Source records
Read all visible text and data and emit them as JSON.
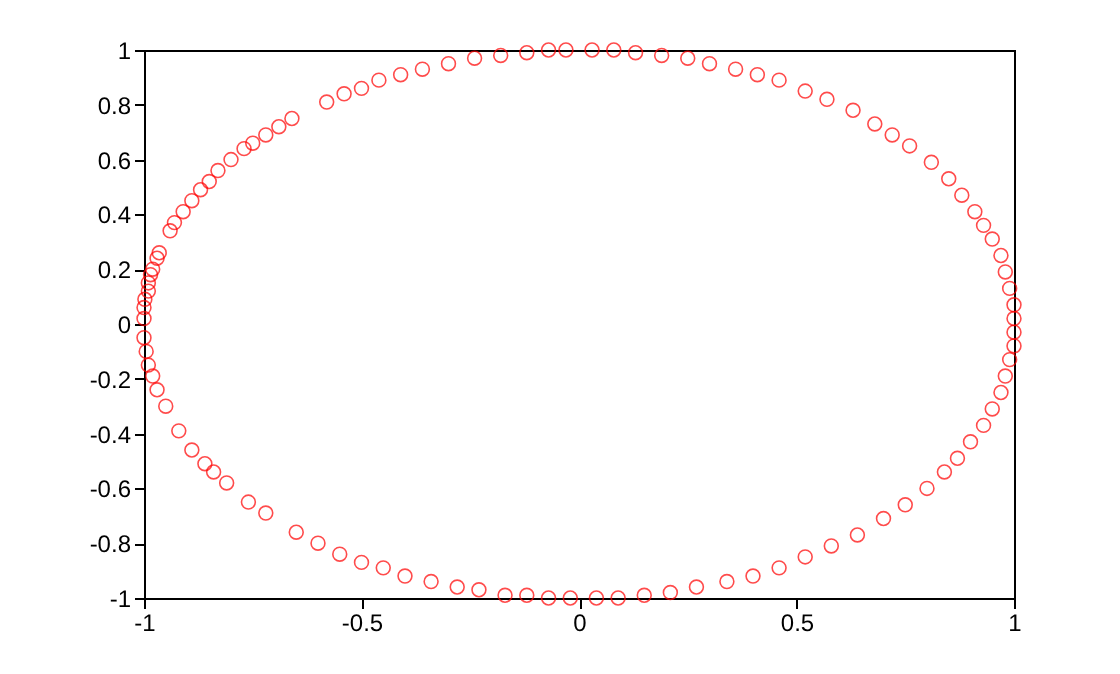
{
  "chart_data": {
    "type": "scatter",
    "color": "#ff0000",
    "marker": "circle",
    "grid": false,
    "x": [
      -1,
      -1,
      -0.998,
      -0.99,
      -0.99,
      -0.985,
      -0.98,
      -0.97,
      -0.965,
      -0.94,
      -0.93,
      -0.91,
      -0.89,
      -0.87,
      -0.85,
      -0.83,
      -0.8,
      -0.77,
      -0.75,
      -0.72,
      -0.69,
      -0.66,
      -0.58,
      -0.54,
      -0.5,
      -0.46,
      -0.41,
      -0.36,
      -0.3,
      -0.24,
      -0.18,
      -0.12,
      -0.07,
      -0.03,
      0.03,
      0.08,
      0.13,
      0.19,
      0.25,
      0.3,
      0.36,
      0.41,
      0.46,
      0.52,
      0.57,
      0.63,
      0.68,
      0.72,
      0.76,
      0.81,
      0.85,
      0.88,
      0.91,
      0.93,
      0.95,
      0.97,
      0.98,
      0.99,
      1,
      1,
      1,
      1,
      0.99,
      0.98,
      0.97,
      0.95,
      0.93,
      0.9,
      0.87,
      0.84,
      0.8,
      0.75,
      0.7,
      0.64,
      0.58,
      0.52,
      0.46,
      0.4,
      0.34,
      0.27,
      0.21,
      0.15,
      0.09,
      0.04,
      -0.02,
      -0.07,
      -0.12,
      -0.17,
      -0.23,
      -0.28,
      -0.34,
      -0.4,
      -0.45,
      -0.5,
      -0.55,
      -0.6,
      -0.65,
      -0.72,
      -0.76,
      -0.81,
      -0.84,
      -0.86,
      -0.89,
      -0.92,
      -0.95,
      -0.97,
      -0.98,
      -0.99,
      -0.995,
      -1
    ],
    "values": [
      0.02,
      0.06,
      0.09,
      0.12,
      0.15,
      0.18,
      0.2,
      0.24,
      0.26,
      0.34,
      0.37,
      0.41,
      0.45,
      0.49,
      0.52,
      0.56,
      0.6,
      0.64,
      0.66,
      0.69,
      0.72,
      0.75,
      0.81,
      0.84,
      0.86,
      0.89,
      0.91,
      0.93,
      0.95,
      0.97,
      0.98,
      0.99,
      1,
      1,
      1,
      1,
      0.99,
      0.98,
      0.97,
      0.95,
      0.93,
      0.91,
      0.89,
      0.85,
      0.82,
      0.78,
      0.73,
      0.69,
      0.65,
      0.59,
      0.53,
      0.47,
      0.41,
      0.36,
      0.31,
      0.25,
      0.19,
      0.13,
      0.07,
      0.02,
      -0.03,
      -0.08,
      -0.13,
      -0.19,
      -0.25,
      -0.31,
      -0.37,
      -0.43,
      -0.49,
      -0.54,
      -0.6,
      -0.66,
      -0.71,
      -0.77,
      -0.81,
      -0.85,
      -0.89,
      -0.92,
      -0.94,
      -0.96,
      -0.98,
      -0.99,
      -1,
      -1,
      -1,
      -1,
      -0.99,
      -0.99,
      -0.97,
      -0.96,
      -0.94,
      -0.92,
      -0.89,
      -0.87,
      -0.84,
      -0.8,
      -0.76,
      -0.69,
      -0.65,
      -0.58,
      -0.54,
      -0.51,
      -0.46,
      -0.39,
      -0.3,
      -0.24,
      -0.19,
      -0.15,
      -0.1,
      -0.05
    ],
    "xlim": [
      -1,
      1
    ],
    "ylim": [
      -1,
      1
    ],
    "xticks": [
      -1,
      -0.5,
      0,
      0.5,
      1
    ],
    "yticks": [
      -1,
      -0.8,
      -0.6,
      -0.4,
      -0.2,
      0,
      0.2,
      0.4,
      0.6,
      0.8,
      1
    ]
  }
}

_Given instruction_:
Go through the data above and transcribe it in full, omitting any image.

_Solution for this problem_:
Read all visible text and data and emit them as JSON.
{
  "chart_data": {
    "type": "scatter",
    "color": "#ff0000",
    "marker": "circle",
    "grid": false,
    "x": [
      -1,
      -1,
      -0.998,
      -0.99,
      -0.99,
      -0.985,
      -0.98,
      -0.97,
      -0.965,
      -0.94,
      -0.93,
      -0.91,
      -0.89,
      -0.87,
      -0.85,
      -0.83,
      -0.8,
      -0.77,
      -0.75,
      -0.72,
      -0.69,
      -0.66,
      -0.58,
      -0.54,
      -0.5,
      -0.46,
      -0.41,
      -0.36,
      -0.3,
      -0.24,
      -0.18,
      -0.12,
      -0.07,
      -0.03,
      0.03,
      0.08,
      0.13,
      0.19,
      0.25,
      0.3,
      0.36,
      0.41,
      0.46,
      0.52,
      0.57,
      0.63,
      0.68,
      0.72,
      0.76,
      0.81,
      0.85,
      0.88,
      0.91,
      0.93,
      0.95,
      0.97,
      0.98,
      0.99,
      1,
      1,
      1,
      1,
      0.99,
      0.98,
      0.97,
      0.95,
      0.93,
      0.9,
      0.87,
      0.84,
      0.8,
      0.75,
      0.7,
      0.64,
      0.58,
      0.52,
      0.46,
      0.4,
      0.34,
      0.27,
      0.21,
      0.15,
      0.09,
      0.04,
      -0.02,
      -0.07,
      -0.12,
      -0.17,
      -0.23,
      -0.28,
      -0.34,
      -0.4,
      -0.45,
      -0.5,
      -0.55,
      -0.6,
      -0.65,
      -0.72,
      -0.76,
      -0.81,
      -0.84,
      -0.86,
      -0.89,
      -0.92,
      -0.95,
      -0.97,
      -0.98,
      -0.99,
      -0.995,
      -1
    ],
    "values": [
      0.02,
      0.06,
      0.09,
      0.12,
      0.15,
      0.18,
      0.2,
      0.24,
      0.26,
      0.34,
      0.37,
      0.41,
      0.45,
      0.49,
      0.52,
      0.56,
      0.6,
      0.64,
      0.66,
      0.69,
      0.72,
      0.75,
      0.81,
      0.84,
      0.86,
      0.89,
      0.91,
      0.93,
      0.95,
      0.97,
      0.98,
      0.99,
      1,
      1,
      1,
      1,
      0.99,
      0.98,
      0.97,
      0.95,
      0.93,
      0.91,
      0.89,
      0.85,
      0.82,
      0.78,
      0.73,
      0.69,
      0.65,
      0.59,
      0.53,
      0.47,
      0.41,
      0.36,
      0.31,
      0.25,
      0.19,
      0.13,
      0.07,
      0.02,
      -0.03,
      -0.08,
      -0.13,
      -0.19,
      -0.25,
      -0.31,
      -0.37,
      -0.43,
      -0.49,
      -0.54,
      -0.6,
      -0.66,
      -0.71,
      -0.77,
      -0.81,
      -0.85,
      -0.89,
      -0.92,
      -0.94,
      -0.96,
      -0.98,
      -0.99,
      -1,
      -1,
      -1,
      -1,
      -0.99,
      -0.99,
      -0.97,
      -0.96,
      -0.94,
      -0.92,
      -0.89,
      -0.87,
      -0.84,
      -0.8,
      -0.76,
      -0.69,
      -0.65,
      -0.58,
      -0.54,
      -0.51,
      -0.46,
      -0.39,
      -0.3,
      -0.24,
      -0.19,
      -0.15,
      -0.1,
      -0.05
    ],
    "xlim": [
      -1,
      1
    ],
    "ylim": [
      -1,
      1
    ],
    "xticks": [
      -1,
      -0.5,
      0,
      0.5,
      1
    ],
    "yticks": [
      -1,
      -0.8,
      -0.6,
      -0.4,
      -0.2,
      0,
      0.2,
      0.4,
      0.6,
      0.8,
      1
    ]
  }
}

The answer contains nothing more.